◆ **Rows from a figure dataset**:
------------------------------
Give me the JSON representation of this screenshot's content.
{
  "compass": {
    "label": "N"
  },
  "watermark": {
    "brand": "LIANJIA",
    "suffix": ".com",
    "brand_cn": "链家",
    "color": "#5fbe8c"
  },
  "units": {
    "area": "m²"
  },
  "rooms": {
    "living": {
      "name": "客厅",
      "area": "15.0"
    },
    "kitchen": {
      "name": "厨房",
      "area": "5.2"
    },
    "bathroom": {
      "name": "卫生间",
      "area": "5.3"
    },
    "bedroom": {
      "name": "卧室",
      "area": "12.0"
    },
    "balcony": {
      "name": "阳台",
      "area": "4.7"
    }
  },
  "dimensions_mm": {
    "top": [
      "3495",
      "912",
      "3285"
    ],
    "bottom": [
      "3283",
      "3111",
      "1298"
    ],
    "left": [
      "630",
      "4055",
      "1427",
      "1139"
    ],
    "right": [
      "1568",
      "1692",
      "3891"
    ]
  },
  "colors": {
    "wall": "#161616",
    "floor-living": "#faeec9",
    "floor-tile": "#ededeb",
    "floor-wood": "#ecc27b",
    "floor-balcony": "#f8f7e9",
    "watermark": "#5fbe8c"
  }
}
------------------------------
◆ **SET PROBLEM**:
Locate and copy each line in the data above that includes the word "floor".

◆ **RIGHT ANSWER**:
    "floor-living": "#faeec9",
    "floor-tile": "#ededeb",
    "floor-wood": "#ecc27b",
    "floor-balcony": "#f8f7e9",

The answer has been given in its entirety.